• _Work required_: Reproduce the material in full, unchanged.

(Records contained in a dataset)
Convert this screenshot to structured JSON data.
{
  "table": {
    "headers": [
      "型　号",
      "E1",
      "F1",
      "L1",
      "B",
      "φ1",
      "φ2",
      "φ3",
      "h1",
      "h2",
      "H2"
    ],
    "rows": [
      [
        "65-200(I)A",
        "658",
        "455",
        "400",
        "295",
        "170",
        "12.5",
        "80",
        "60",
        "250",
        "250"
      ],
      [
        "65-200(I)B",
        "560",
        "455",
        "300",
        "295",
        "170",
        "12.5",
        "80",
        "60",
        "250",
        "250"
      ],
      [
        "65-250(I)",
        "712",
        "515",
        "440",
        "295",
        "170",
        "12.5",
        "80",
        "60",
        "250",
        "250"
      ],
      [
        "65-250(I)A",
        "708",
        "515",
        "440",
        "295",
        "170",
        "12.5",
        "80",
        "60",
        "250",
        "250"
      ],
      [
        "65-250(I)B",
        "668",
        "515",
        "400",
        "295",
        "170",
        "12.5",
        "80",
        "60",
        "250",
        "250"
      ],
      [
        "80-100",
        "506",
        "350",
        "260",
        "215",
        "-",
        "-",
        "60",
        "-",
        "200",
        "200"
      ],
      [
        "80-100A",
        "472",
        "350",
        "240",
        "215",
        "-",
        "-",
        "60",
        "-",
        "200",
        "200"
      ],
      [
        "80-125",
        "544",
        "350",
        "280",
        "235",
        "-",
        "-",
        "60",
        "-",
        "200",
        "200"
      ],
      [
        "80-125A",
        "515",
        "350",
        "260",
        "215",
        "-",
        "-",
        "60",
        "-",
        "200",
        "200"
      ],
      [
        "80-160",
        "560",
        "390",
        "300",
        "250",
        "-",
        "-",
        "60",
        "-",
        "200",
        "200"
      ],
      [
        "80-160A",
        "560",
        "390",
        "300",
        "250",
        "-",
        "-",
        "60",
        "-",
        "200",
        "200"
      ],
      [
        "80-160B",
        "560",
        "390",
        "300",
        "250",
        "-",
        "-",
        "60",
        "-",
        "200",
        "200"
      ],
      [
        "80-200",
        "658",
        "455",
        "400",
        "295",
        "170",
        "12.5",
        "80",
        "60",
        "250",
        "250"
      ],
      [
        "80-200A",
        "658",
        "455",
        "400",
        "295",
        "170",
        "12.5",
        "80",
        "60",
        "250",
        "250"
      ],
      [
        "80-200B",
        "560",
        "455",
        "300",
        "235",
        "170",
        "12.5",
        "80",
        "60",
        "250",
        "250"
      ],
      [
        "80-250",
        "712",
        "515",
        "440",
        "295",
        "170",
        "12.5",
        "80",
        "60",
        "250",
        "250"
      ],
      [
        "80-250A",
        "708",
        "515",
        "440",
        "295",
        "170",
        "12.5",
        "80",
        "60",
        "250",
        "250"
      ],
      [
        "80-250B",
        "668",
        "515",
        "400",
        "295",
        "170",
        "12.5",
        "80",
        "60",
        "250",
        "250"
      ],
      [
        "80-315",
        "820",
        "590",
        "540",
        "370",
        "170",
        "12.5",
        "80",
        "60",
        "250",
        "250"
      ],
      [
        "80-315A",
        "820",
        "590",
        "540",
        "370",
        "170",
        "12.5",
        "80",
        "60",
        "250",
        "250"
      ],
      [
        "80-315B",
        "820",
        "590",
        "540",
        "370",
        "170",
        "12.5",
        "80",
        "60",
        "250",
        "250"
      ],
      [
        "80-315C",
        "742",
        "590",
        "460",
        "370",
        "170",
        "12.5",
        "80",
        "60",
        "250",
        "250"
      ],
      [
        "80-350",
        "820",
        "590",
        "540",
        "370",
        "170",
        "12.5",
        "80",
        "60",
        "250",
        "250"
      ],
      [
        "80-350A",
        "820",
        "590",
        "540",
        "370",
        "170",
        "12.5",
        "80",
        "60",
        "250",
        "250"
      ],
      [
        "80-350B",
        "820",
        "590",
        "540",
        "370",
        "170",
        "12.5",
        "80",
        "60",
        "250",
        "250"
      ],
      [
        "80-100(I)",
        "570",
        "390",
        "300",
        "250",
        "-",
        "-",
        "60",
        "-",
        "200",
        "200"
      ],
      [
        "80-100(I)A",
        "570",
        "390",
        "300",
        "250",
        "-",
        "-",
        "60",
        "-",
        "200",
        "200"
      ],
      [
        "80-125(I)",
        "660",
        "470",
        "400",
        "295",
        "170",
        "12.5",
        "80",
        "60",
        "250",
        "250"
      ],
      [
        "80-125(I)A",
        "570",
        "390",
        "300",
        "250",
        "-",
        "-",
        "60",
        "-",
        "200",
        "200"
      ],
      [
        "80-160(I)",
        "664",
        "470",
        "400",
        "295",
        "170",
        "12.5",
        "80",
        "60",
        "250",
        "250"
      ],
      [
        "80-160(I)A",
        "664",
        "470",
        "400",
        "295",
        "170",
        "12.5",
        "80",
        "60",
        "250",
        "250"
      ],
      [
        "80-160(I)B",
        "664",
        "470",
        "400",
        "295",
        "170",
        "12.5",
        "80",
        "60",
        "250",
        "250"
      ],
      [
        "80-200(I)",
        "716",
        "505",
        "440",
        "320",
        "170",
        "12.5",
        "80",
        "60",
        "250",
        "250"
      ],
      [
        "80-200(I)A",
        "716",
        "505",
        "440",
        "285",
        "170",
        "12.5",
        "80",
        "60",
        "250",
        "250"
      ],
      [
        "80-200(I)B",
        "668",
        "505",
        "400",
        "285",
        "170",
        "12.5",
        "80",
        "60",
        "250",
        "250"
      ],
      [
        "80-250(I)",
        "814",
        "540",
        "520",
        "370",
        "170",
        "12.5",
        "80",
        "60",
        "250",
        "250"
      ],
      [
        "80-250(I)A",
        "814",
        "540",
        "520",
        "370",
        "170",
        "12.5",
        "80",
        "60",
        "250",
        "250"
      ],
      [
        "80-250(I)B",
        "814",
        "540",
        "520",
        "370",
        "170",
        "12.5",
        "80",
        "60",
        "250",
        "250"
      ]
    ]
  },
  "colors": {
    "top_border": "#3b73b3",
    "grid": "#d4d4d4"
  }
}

• _Problem solution_:
Convert this screenshot to structured JSON data.
{
  "table": {
    "headers": [
      "型　号",
      "E1",
      "F1",
      "L1",
      "B",
      "φ1",
      "φ2",
      "φ3",
      "h1",
      "h2",
      "H2"
    ],
    "rows": [
      [
        "65-200(I)A",
        "658",
        "455",
        "400",
        "295",
        "170",
        "12.5",
        "80",
        "60",
        "250",
        "250"
      ],
      [
        "65-200(I)B",
        "560",
        "455",
        "300",
        "295",
        "170",
        "12.5",
        "80",
        "60",
        "250",
        "250"
      ],
      [
        "65-250(I)",
        "712",
        "515",
        "440",
        "295",
        "170",
        "12.5",
        "80",
        "60",
        "250",
        "250"
      ],
      [
        "65-250(I)A",
        "708",
        "515",
        "440",
        "295",
        "170",
        "12.5",
        "80",
        "60",
        "250",
        "250"
      ],
      [
        "65-250(I)B",
        "668",
        "515",
        "400",
        "295",
        "170",
        "12.5",
        "80",
        "60",
        "250",
        "250"
      ],
      [
        "80-100",
        "506",
        "350",
        "260",
        "215",
        "-",
        "-",
        "60",
        "-",
        "200",
        "200"
      ],
      [
        "80-100A",
        "472",
        "350",
        "240",
        "215",
        "-",
        "-",
        "60",
        "-",
        "200",
        "200"
      ],
      [
        "80-125",
        "544",
        "350",
        "280",
        "235",
        "-",
        "-",
        "60",
        "-",
        "200",
        "200"
      ],
      [
        "80-125A",
        "515",
        "350",
        "260",
        "215",
        "-",
        "-",
        "60",
        "-",
        "200",
        "200"
      ],
      [
        "80-160",
        "560",
        "390",
        "300",
        "250",
        "-",
        "-",
        "60",
        "-",
        "200",
        "200"
      ],
      [
        "80-160A",
        "560",
        "390",
        "300",
        "250",
        "-",
        "-",
        "60",
        "-",
        "200",
        "200"
      ],
      [
        "80-160B",
        "560",
        "390",
        "300",
        "250",
        "-",
        "-",
        "60",
        "-",
        "200",
        "200"
      ],
      [
        "80-200",
        "658",
        "455",
        "400",
        "295",
        "170",
        "12.5",
        "80",
        "60",
        "250",
        "250"
      ],
      [
        "80-200A",
        "658",
        "455",
        "400",
        "295",
        "170",
        "12.5",
        "80",
        "60",
        "250",
        "250"
      ],
      [
        "80-200B",
        "560",
        "455",
        "300",
        "235",
        "170",
        "12.5",
        "80",
        "60",
        "250",
        "250"
      ],
      [
        "80-250",
        "712",
        "515",
        "440",
        "295",
        "170",
        "12.5",
        "80",
        "60",
        "250",
        "250"
      ],
      [
        "80-250A",
        "708",
        "515",
        "440",
        "295",
        "170",
        "12.5",
        "80",
        "60",
        "250",
        "250"
      ],
      [
        "80-250B",
        "668",
        "515",
        "400",
        "295",
        "170",
        "12.5",
        "80",
        "60",
        "250",
        "250"
      ],
      [
        "80-315",
        "820",
        "590",
        "540",
        "370",
        "170",
        "12.5",
        "80",
        "60",
        "250",
        "250"
      ],
      [
        "80-315A",
        "820",
        "590",
        "540",
        "370",
        "170",
        "12.5",
        "80",
        "60",
        "250",
        "250"
      ],
      [
        "80-315B",
        "820",
        "590",
        "540",
        "370",
        "170",
        "12.5",
        "80",
        "60",
        "250",
        "250"
      ],
      [
        "80-315C",
        "742",
        "590",
        "460",
        "370",
        "170",
        "12.5",
        "80",
        "60",
        "250",
        "250"
      ],
      [
        "80-350",
        "820",
        "590",
        "540",
        "370",
        "170",
        "12.5",
        "80",
        "60",
        "250",
        "250"
      ],
      [
        "80-350A",
        "820",
        "590",
        "540",
        "370",
        "170",
        "12.5",
        "80",
        "60",
        "250",
        "250"
      ],
      [
        "80-350B",
        "820",
        "590",
        "540",
        "370",
        "170",
        "12.5",
        "80",
        "60",
        "250",
        "250"
      ],
      [
        "80-100(I)",
        "570",
        "390",
        "300",
        "250",
        "-",
        "-",
        "60",
        "-",
        "200",
        "200"
      ],
      [
        "80-100(I)A",
        "570",
        "390",
        "300",
        "250",
        "-",
        "-",
        "60",
        "-",
        "200",
        "200"
      ],
      [
        "80-125(I)",
        "660",
        "470",
        "400",
        "295",
        "170",
        "12.5",
        "80",
        "60",
        "250",
        "250"
      ],
      [
        "80-125(I)A",
        "570",
        "390",
        "300",
        "250",
        "-",
        "-",
        "60",
        "-",
        "200",
        "200"
      ],
      [
        "80-160(I)",
        "664",
        "470",
        "400",
        "295",
        "170",
        "12.5",
        "80",
        "60",
        "250",
        "250"
      ],
      [
        "80-160(I)A",
        "664",
        "470",
        "400",
        "295",
        "170",
        "12.5",
        "80",
        "60",
        "250",
        "250"
      ],
      [
        "80-160(I)B",
        "664",
        "470",
        "400",
        "295",
        "170",
        "12.5",
        "80",
        "60",
        "250",
        "250"
      ],
      [
        "80-200(I)",
        "716",
        "505",
        "440",
        "320",
        "170",
        "12.5",
        "80",
        "60",
        "250",
        "250"
      ],
      [
        "80-200(I)A",
        "716",
        "505",
        "440",
        "285",
        "170",
        "12.5",
        "80",
        "60",
        "250",
        "250"
      ],
      [
        "80-200(I)B",
        "668",
        "505",
        "400",
        "285",
        "170",
        "12.5",
        "80",
        "60",
        "250",
        "250"
      ],
      [
        "80-250(I)",
        "814",
        "540",
        "520",
        "370",
        "170",
        "12.5",
        "80",
        "60",
        "250",
        "250"
      ],
      [
        "80-250(I)A",
        "814",
        "540",
        "520",
        "370",
        "170",
        "12.5",
        "80",
        "60",
        "250",
        "250"
      ],
      [
        "80-250(I)B",
        "814",
        "540",
        "520",
        "370",
        "170",
        "12.5",
        "80",
        "60",
        "250",
        "250"
      ]
    ]
  },
  "colors": {
    "top_border": "#3b73b3",
    "grid": "#d4d4d4"
  }
}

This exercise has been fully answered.